> _Required task_
Please copy out every line of the material below, keeping each character unchanged.
>> START Information given
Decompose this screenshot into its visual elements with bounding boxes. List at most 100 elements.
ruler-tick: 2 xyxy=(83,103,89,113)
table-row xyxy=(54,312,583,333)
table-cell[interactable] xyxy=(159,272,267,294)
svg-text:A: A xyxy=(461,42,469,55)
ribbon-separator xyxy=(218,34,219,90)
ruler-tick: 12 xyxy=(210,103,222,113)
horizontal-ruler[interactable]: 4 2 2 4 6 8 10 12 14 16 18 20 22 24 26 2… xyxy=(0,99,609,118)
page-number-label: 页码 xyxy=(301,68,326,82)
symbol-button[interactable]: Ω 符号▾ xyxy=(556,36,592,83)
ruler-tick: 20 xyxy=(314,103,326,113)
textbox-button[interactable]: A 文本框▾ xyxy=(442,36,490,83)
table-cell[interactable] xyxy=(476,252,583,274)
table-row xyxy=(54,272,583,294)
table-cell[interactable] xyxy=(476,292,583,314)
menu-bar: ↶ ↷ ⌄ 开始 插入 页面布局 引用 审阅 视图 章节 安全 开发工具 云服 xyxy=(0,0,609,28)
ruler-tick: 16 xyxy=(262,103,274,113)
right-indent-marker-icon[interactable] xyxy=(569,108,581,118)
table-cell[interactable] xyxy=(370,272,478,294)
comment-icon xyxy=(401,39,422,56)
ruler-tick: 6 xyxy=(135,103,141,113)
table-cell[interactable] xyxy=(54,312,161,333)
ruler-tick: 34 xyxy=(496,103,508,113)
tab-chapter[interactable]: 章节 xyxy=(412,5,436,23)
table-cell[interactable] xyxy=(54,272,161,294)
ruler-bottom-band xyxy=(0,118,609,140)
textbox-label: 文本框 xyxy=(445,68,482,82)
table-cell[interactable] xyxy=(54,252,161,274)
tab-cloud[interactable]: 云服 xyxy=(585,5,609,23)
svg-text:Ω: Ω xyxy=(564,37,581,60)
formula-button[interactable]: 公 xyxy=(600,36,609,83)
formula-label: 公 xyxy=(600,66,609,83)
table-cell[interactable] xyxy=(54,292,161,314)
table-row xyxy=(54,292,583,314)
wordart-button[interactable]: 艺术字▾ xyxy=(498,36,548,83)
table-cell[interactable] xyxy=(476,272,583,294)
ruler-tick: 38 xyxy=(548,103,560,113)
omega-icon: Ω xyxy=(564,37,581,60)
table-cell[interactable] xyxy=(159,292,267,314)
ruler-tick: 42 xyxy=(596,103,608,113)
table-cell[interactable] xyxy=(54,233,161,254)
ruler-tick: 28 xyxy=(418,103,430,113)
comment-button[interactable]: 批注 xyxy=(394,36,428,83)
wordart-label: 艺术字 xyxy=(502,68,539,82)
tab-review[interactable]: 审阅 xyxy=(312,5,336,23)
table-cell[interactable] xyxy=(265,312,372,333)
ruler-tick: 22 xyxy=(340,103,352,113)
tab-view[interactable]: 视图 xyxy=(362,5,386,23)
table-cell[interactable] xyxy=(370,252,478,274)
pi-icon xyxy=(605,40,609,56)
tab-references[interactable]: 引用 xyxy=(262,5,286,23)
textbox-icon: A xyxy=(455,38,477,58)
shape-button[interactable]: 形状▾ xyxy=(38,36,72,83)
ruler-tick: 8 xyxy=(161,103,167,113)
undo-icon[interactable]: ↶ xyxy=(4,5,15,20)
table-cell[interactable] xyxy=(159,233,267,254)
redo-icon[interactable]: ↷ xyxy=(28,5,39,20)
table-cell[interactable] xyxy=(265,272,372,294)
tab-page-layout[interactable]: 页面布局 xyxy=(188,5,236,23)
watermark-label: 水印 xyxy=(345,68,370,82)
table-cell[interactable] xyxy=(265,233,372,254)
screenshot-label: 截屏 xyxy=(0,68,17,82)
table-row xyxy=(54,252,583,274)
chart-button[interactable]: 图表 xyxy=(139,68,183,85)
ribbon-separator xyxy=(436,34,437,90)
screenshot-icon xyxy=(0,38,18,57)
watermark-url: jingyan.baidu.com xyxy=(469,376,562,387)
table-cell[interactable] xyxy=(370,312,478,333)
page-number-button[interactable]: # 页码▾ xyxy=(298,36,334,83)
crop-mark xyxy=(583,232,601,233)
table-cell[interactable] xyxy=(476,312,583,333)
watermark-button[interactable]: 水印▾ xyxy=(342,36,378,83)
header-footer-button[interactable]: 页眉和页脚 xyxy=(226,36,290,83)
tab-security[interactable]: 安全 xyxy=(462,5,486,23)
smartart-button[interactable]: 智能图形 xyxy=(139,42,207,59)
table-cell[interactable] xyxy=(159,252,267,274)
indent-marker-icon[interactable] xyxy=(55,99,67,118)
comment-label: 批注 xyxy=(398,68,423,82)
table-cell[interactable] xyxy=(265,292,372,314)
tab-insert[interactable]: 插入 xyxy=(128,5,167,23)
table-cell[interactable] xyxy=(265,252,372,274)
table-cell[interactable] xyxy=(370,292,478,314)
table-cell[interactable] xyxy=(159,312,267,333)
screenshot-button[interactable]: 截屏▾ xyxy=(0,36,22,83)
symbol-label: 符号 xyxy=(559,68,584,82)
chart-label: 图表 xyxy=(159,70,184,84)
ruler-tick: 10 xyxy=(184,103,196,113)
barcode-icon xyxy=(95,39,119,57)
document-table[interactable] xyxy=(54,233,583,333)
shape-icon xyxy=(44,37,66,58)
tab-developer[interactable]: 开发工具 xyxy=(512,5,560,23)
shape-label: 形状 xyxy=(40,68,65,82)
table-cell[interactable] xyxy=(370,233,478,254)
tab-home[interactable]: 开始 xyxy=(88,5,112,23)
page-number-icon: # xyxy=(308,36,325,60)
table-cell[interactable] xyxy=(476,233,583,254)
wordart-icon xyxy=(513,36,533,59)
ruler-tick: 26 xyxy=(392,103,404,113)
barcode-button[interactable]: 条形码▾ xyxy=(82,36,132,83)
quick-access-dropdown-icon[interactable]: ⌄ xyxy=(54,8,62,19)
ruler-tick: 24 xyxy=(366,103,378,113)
>> END Information given
> _Output of the task_
Decompose this screenshot into its visual elements with bounding boxes. List at most 100 elements.
ruler-tick: 2 xyxy=(83,103,89,113)
table-row xyxy=(54,312,583,333)
table-cell[interactable] xyxy=(159,272,267,294)
svg-text:A: A xyxy=(461,42,469,55)
ribbon-separator xyxy=(218,34,219,90)
ruler-tick: 12 xyxy=(210,103,222,113)
horizontal-ruler[interactable]: 4 2 2 4 6 8 10 12 14 16 18 20 22 24 26 2… xyxy=(0,99,609,118)
page-number-label: 页码 xyxy=(301,68,326,82)
symbol-button[interactable]: Ω 符号▾ xyxy=(556,36,592,83)
ruler-tick: 20 xyxy=(314,103,326,113)
textbox-button[interactable]: A 文本框▾ xyxy=(442,36,490,83)
table-cell[interactable] xyxy=(476,252,583,274)
table-row xyxy=(54,272,583,294)
table-cell[interactable] xyxy=(476,292,583,314)
menu-bar: ↶ ↷ ⌄ 开始 插入 页面布局 引用 审阅 视图 章节 安全 开发工具 云服 xyxy=(0,0,609,28)
ruler-tick: 16 xyxy=(262,103,274,113)
right-indent-marker-icon[interactable] xyxy=(569,108,581,118)
table-cell[interactable] xyxy=(370,272,478,294)
comment-icon xyxy=(401,39,422,56)
ruler-tick: 6 xyxy=(135,103,141,113)
table-cell[interactable] xyxy=(54,312,161,333)
ruler-tick: 34 xyxy=(496,103,508,113)
tab-chapter[interactable]: 章节 xyxy=(412,5,436,23)
table-cell[interactable] xyxy=(54,272,161,294)
ruler-bottom-band xyxy=(0,118,609,140)
textbox-label: 文本框 xyxy=(445,68,482,82)
table-cell[interactable] xyxy=(54,252,161,274)
tab-cloud[interactable]: 云服 xyxy=(585,5,609,23)
svg-text:Ω: Ω xyxy=(564,37,581,60)
formula-button[interactable]: 公 xyxy=(600,36,609,83)
formula-label: 公 xyxy=(600,66,609,83)
table-cell[interactable] xyxy=(54,292,161,314)
table-row xyxy=(54,292,583,314)
wordart-button[interactable]: 艺术字▾ xyxy=(498,36,548,83)
table-cell[interactable] xyxy=(476,272,583,294)
ruler-tick: 38 xyxy=(548,103,560,113)
omega-icon: Ω xyxy=(564,37,581,60)
table-cell[interactable] xyxy=(159,292,267,314)
ruler-tick: 42 xyxy=(596,103,608,113)
table-cell[interactable] xyxy=(54,233,161,254)
ruler-tick: 28 xyxy=(418,103,430,113)
comment-button[interactable]: 批注 xyxy=(394,36,428,83)
wordart-label: 艺术字 xyxy=(502,68,539,82)
tab-review[interactable]: 审阅 xyxy=(312,5,336,23)
table-cell[interactable] xyxy=(265,312,372,333)
ruler-tick: 22 xyxy=(340,103,352,113)
tab-view[interactable]: 视图 xyxy=(362,5,386,23)
table-cell[interactable] xyxy=(370,252,478,274)
pi-icon xyxy=(605,40,609,56)
tab-references[interactable]: 引用 xyxy=(262,5,286,23)
textbox-icon: A xyxy=(455,38,477,58)
shape-button[interactable]: 形状▾ xyxy=(38,36,72,83)
ruler-tick: 8 xyxy=(161,103,167,113)
undo-icon[interactable]: ↶ xyxy=(4,5,15,20)
table-cell[interactable] xyxy=(159,233,267,254)
redo-icon[interactable]: ↷ xyxy=(28,5,39,20)
table-cell[interactable] xyxy=(265,272,372,294)
tab-page-layout[interactable]: 页面布局 xyxy=(188,5,236,23)
watermark-label: 水印 xyxy=(345,68,370,82)
table-cell[interactable] xyxy=(265,233,372,254)
screenshot-label: 截屏 xyxy=(0,68,17,82)
table-row xyxy=(54,252,583,274)
chart-button[interactable]: 图表 xyxy=(139,68,183,85)
ribbon-separator xyxy=(436,34,437,90)
screenshot-icon xyxy=(0,38,18,57)
watermark-url: jingyan.baidu.com xyxy=(469,376,562,387)
table-cell[interactable] xyxy=(370,312,478,333)
page-number-button[interactable]: # 页码▾ xyxy=(298,36,334,83)
crop-mark xyxy=(583,232,601,233)
table-cell[interactable] xyxy=(476,312,583,333)
watermark-button[interactable]: 水印▾ xyxy=(342,36,378,83)
header-footer-button[interactable]: 页眉和页脚 xyxy=(226,36,290,83)
tab-security[interactable]: 安全 xyxy=(462,5,486,23)
smartart-button[interactable]: 智能图形 xyxy=(139,42,207,59)
table-cell[interactable] xyxy=(159,252,267,274)
indent-marker-icon[interactable] xyxy=(55,99,67,118)
comment-label: 批注 xyxy=(398,68,423,82)
table-cell[interactable] xyxy=(265,292,372,314)
tab-insert[interactable]: 插入 xyxy=(128,5,167,23)
table-cell[interactable] xyxy=(265,252,372,274)
table-cell[interactable] xyxy=(370,292,478,314)
table-cell[interactable] xyxy=(159,312,267,333)
screenshot-button[interactable]: 截屏▾ xyxy=(0,36,22,83)
symbol-label: 符号 xyxy=(559,68,584,82)
chart-label: 图表 xyxy=(159,70,184,84)
ruler-tick: 10 xyxy=(184,103,196,113)
barcode-icon xyxy=(95,39,119,57)
document-table[interactable] xyxy=(54,233,583,333)
shape-icon xyxy=(44,37,66,58)
tab-developer[interactable]: 开发工具 xyxy=(512,5,560,23)
shape-label: 形状 xyxy=(40,68,65,82)
table-cell[interactable] xyxy=(370,233,478,254)
tab-home[interactable]: 开始 xyxy=(88,5,112,23)
page-number-icon: # xyxy=(308,36,325,60)
table-cell[interactable] xyxy=(476,233,583,254)
wordart-icon xyxy=(513,36,533,59)
ruler-tick: 26 xyxy=(392,103,404,113)
barcode-button[interactable]: 条形码▾ xyxy=(82,36,132,83)
quick-access-dropdown-icon[interactable]: ⌄ xyxy=(54,8,62,19)
ruler-tick: 24 xyxy=(366,103,378,113)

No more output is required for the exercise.